■ TASK OBJECTIVE:
Look through the listing and locate every line containing the word "mais"; copy those lines.

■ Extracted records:
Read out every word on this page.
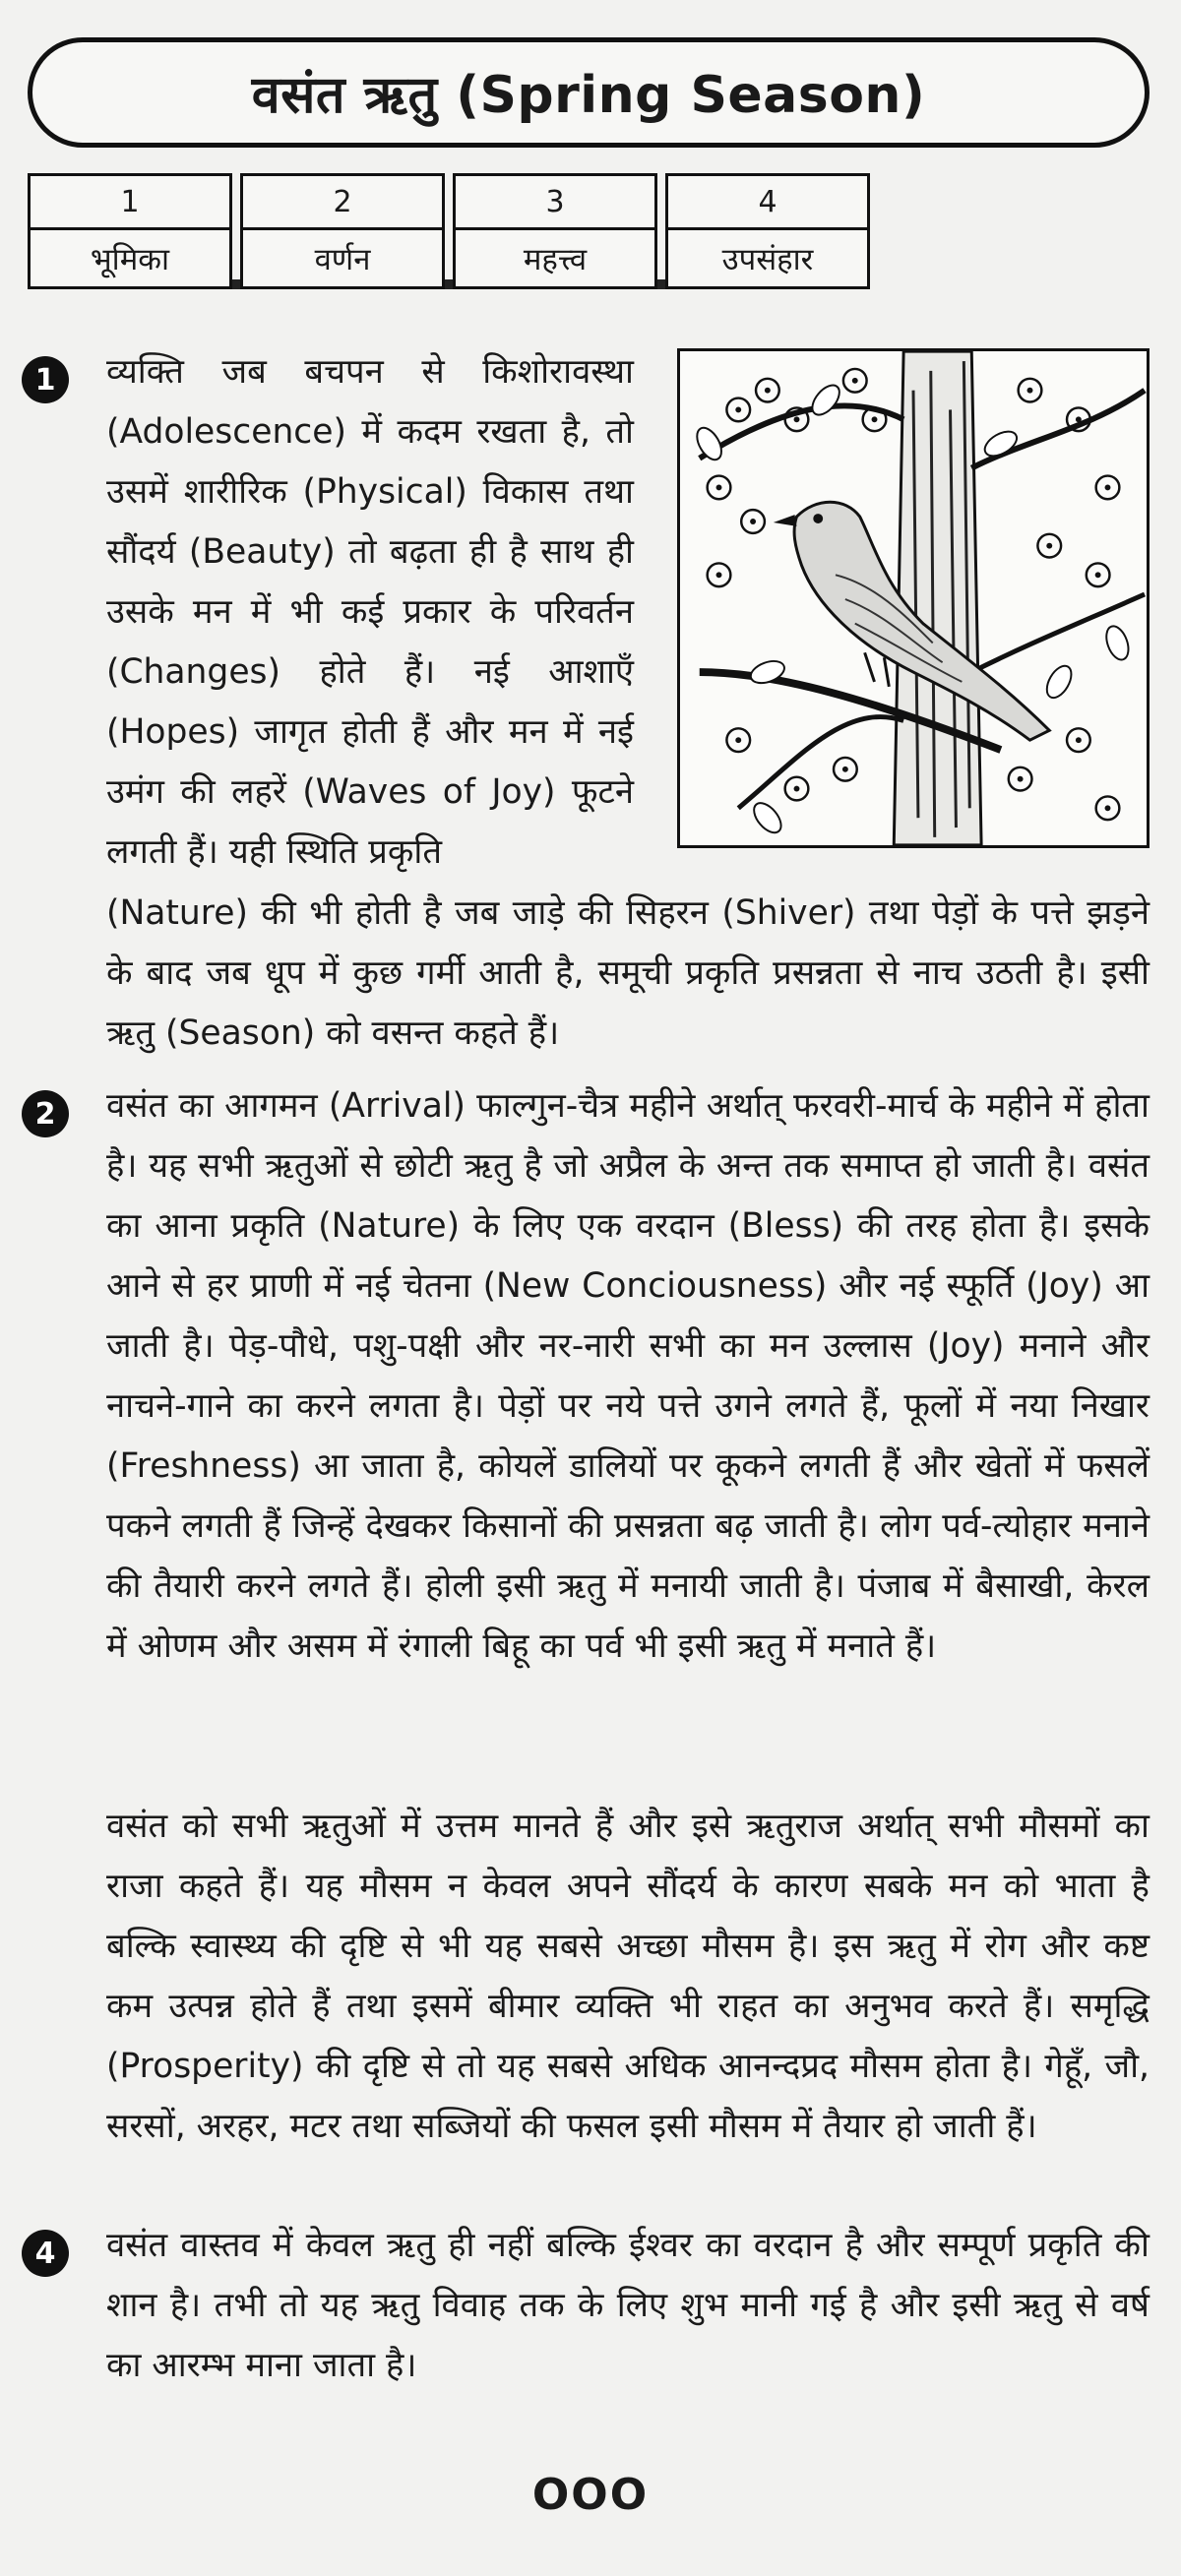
वसंत ऋतु (Spring Season)
1
भूमिका
2
वर्णन
3
महत्त्व
4
उपसंहार
1	व्यक्ति जब बचपन से किशोरावस्था (Adolescence) में कदम रखता है, तो उसमें शारीरिक (Physical) विकास तथा सौंदर्य (Beauty) तो बढ़ता ही है साथ ही उसके मन में भी कई प्रकार के परिवर्तन (Changes) होते हैं। नई आशाएँ (Hopes) जागृत होती हैं और मन में नई उमंग की लहरें (Waves of Joy) फूटने लगती हैं। यही स्थिति प्रकृति
(Nature) की भी होती है जब जाड़े की सिहरन (Shiver) तथा पेड़ों के पत्ते झड़ने के बाद जब धूप में कुछ गर्मी आती है, समूची प्रकृति प्रसन्नता से नाच उठती है। इसी ऋतु (Season) को वसन्त कहते हैं।
2	वसंत का आगमन (Arrival) फाल्गुन-चैत्र महीने अर्थात् फरवरी-मार्च के महीने में होता है। यह सभी ऋतुओं से छोटी ऋतु है जो अप्रैल के अन्त तक समाप्त हो जाती है। वसंत का आना प्रकृति (Nature) के लिए एक वरदान (Bless) की तरह होता है। इसके आने से हर प्राणी में नई चेतना (New Conciousness) और नई स्फूर्ति (Joy) आ जाती है। पेड़-पौधे, पशु-पक्षी और नर-नारी सभी का मन उल्लास (Joy) मनाने और नाचने-गाने का करने लगता है। पेड़ों पर नये पत्ते उगने लगते हैं, फूलों में नया निखार (Freshness) आ जाता है, कोयलें डालियों पर कूकने लगती हैं और खेतों में फसलें पकने लगती हैं जिन्हें देखकर किसानों की प्रसन्नता बढ़ जाती है। लोग पर्व-त्योहार मनाने की तैयारी करने लगते हैं। होली इसी ऋतु में मनायी जाती है। पंजाब में बैसाखी, केरल में ओणम और असम में रंगाली बिहू का पर्व भी इसी ऋतु में मनाते हैं।
वसंत को सभी ऋतुओं में उत्तम मानते हैं और इसे ऋतुराज अर्थात् सभी मौसमों का राजा कहते हैं। यह मौसम न केवल अपने सौंदर्य के कारण सबके मन को भाता है बल्कि स्वास्थ्य की दृष्टि से भी यह सबसे अच्छा मौसम है। इस ऋतु में रोग और कष्ट कम उत्पन्न होते हैं तथा इसमें बीमार व्यक्ति भी राहत का अनुभव करते हैं। समृद्धि (Prosperity) की दृष्टि से तो यह सबसे अधिक आनन्दप्रद मौसम होता है। गेहूँ, जौ, सरसों, अरहर, मटर तथा सब्जियों की फसल इसी मौसम में तैयार हो जाती हैं।
4	वसंत वास्तव में केवल ऋतु ही नहीं बल्कि ईश्वर का वरदान है और सम्पूर्ण प्रकृति की शान है। तभी तो यह ऋतु विवाह तक के लिए शुभ मानी गई है और इसी ऋतु से वर्ष का आरम्भ माना जाता है।
OOO
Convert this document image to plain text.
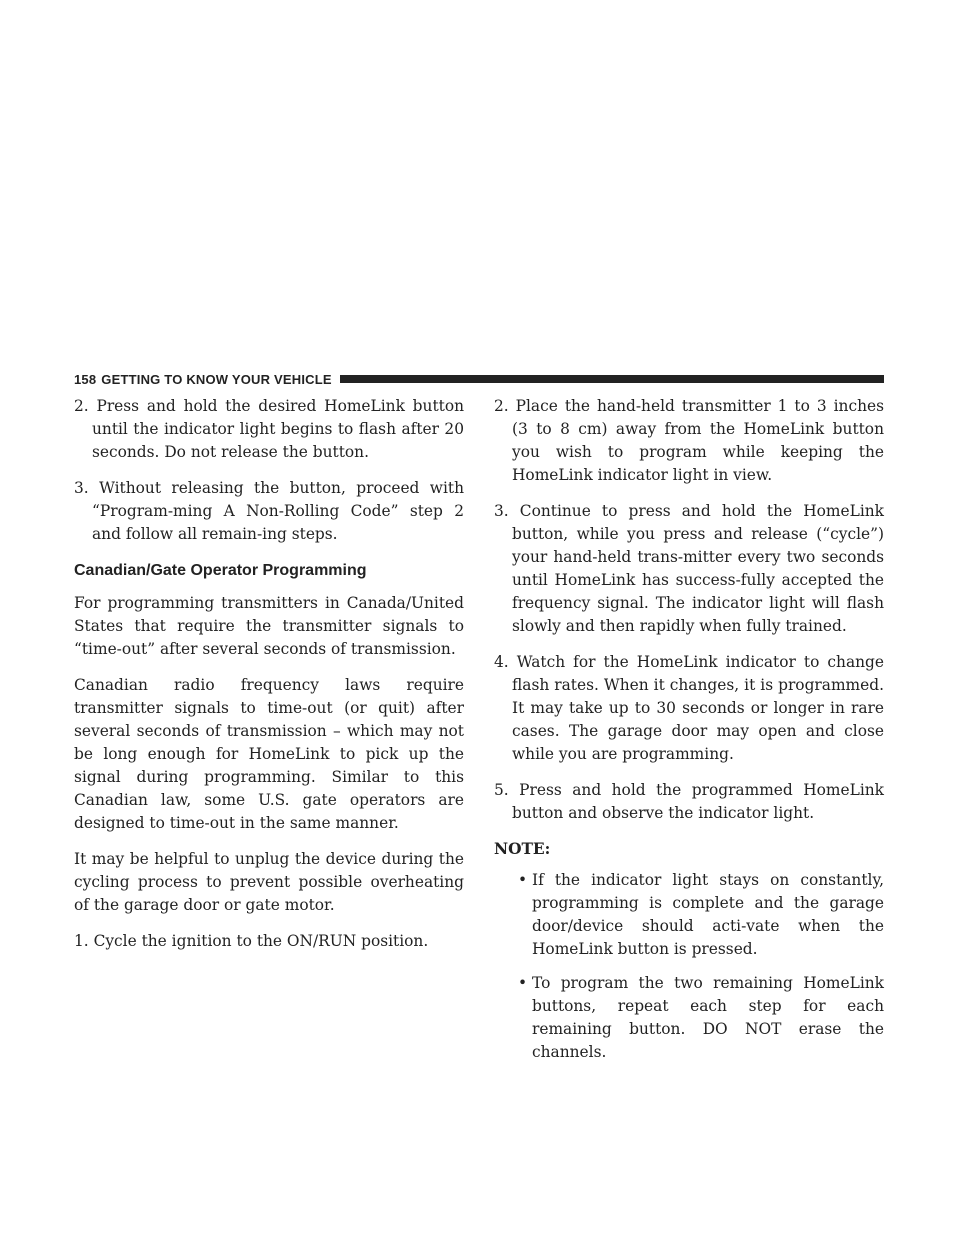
158 GETTING TO KNOW YOUR VEHICLE

2. Press and hold the desired HomeLink button until the indicator light begins to flash after 20 seconds. Do not release the button.

3. Without releasing the button, proceed with “Program-ming A Non-Rolling Code” step 2 and follow all remain-ing steps.

Canadian/Gate Operator Programming

For programming transmitters in Canada/United States that require the transmitter signals to “time-out” after several seconds of transmission.

Canadian radio frequency laws require transmitter signals to time-out (or quit) after several seconds of transmission – which may not be long enough for HomeLink to pick up the signal during programming. Similar to this Canadian law, some U.S. gate operators are designed to time-out in the same manner.

It may be helpful to unplug the device during the cycling process to prevent possible overheating of the garage door or gate motor.

1. Cycle the ignition to the ON/RUN position.

2. Place the hand-held transmitter 1 to 3 inches (3 to 8 cm) away from the HomeLink button you wish to program while keeping the HomeLink indicator light in view.

3. Continue to press and hold the HomeLink button, while you press and release (“cycle”) your hand-held trans-mitter every two seconds until HomeLink has success-fully accepted the frequency signal. The indicator light will flash slowly and then rapidly when fully trained.

4. Watch for the HomeLink indicator to change flash rates. When it changes, it is programmed. It may take up to 30 seconds or longer in rare cases. The garage door may open and close while you are programming.

5. Press and hold the programmed HomeLink button and observe the indicator light.

NOTE:
• If the indicator light stays on constantly, programming is complete and the garage door/device should acti-vate when the HomeLink button is pressed.
• To program the two remaining HomeLink buttons, repeat each step for each remaining button. DO NOT erase the channels.
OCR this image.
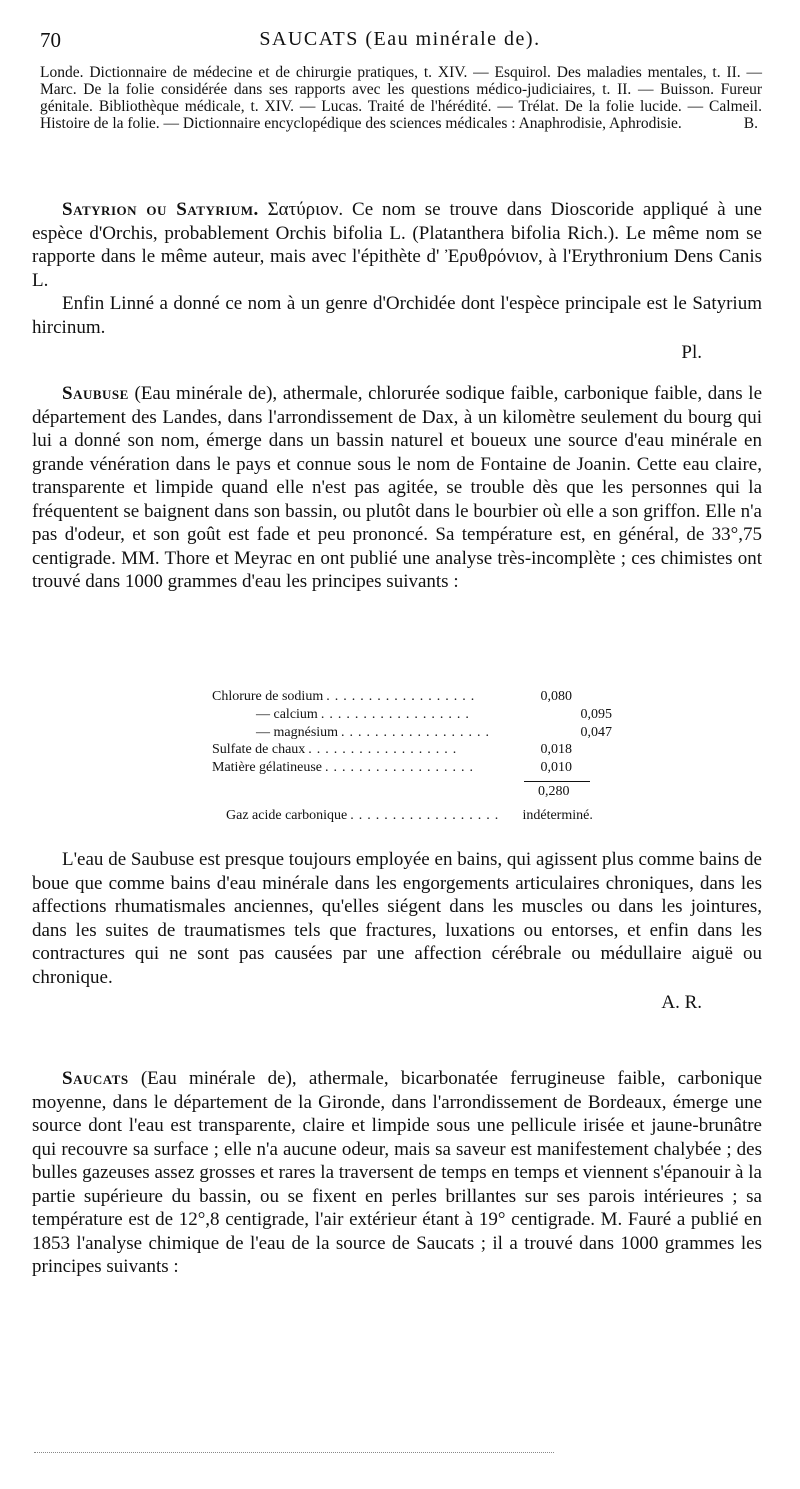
70	SAUCATS (Eau minérale de).
Londe. Dictionnaire de médecine et de chirurgie pratiques, t. XIV. — Esquirol. Des maladies mentales, t. II. — Marc. De la folie considérée dans ses rapports avec les questions médico-judiciaires, t. II. — Buisson. Fureur génitale. Bibliothèque médicale, t. XIV. — Lucas. Traité de l'hérédité. — Trélat. De la folie lucide. — Calmeil. Histoire de la folie. — Dictionnaire encyclopédique des sciences médicales : Anaphrodisie, Aphrodisie.	B.

Satyrion ou Satyrium. Σατύριον. Ce nom se trouve dans Dioscoride appliqué à une espèce d'Orchis, probablement Orchis bifolia L. (Platanthera bifolia Rich.). Le même nom se rapporte dans le même auteur, mais avec l'épithète d' Ἐρυθρόνιον, à l'Erythronium Dens Canis L.

Enfin Linné a donné ce nom à un genre d'Orchidée dont l'espèce principale est le Satyrium hircinum.

Pl.

Saubuse (Eau minérale de), athermale, chlorurée sodique faible, carbonique faible, dans le département des Landes, dans l'arrondissement de Dax, à un kilomètre seulement du bourg qui lui a donné son nom, émerge dans un bassin naturel et boueux une source d'eau minérale en grande vénération dans le pays et connue sous le nom de Fontaine de Joanin. Cette eau claire, transparente et limpide quand elle n'est pas agitée, se trouble dès que les personnes qui la fréquentent se baignent dans son bassin, ou plutôt dans le bourbier où elle a son griffon. Elle n'a pas d'odeur, et son goût est fade et peu prononcé. Sa température est, en général, de 33°,75 centigrade. MM. Thore et Meyrac en ont publié une analyse très-incomplète ; ces chimistes ont trouvé dans 1000 grammes d'eau les principes suivants :

Chlorure de sodium ..................	0,080
— calcium ..................	0,095
— magnésium ..................	0,047
Sulfate de chaux ..................	0,018
Matière gélatineuse ..................	0,010
0,280
Gaz acide carbonique ..................	indéterminé.

L'eau de Saubuse est presque toujours employée en bains, qui agissent plus comme bains de boue que comme bains d'eau minérale dans les engorgements articulaires chroniques, dans les affections rhumatismales anciennes, qu'elles siégent dans les muscles ou dans les jointures, dans les suites de traumatismes tels que fractures, luxations ou entorses, et enfin dans les contractures qui ne sont pas causées par une affection cérébrale ou médullaire aiguë ou chronique.

A. R.

Saucats (Eau minérale de), athermale, bicarbonatée ferrugineuse faible, carbonique moyenne, dans le département de la Gironde, dans l'arrondissement de Bordeaux, émerge une source dont l'eau est transparente, claire et limpide sous une pellicule irisée et jaune-brunâtre qui recouvre sa surface ; elle n'a aucune odeur, mais sa saveur est manifestement chalybée ; des bulles gazeuses assez grosses et rares la traversent de temps en temps et viennent s'épanouir à la partie supérieure du bassin, ou se fixent en perles brillantes sur ses parois intérieures ; sa température est de 12°,8 centigrade, l'air extérieur étant à 19° centigrade. M. Fauré a publié en 1853 l'analyse chimique de l'eau de la source de Saucats ; il a trouvé dans 1000 grammes les principes suivants :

■ TASK SOLUTION:
Satyrion ou Satyrium. Σατύριον. Ce nom se trouve dans Dioscoride appliqué à une espèce d'Orchis, probablement Orchis bifolia L. (Platanthera bifolia Rich.). Le même nom se rapporte dans le même auteur, mais avec l'épithète d' Ἐρυθρόνιον, à l'Erythronium Dens Canis L.
Saucats (Eau minérale de), athermale, bicarbonatée ferrugineuse faible, carbonique moyenne, dans le département de la Gironde, dans l'arrondissement de Bordeaux, émerge une source dont l'eau est transparente, claire et limpide sous une pellicule irisée et jaune-brunâtre qui recouvre sa surface ; elle n'a aucune odeur, mais sa saveur est manifestement chalybée ; des bulles gazeuses assez grosses et rares la traversent de temps en temps et viennent s'épanouir à la partie supérieure du bassin, ou se fixent en perles brillantes sur ses parois intérieures ; sa température est de 12°,8 centigrade, l'air extérieur étant à 19° centigrade. M. Fauré a publié en 1853 l'analyse chimique de l'eau de la source de Saucats ; il a trouvé dans 1000 grammes les principes suivants :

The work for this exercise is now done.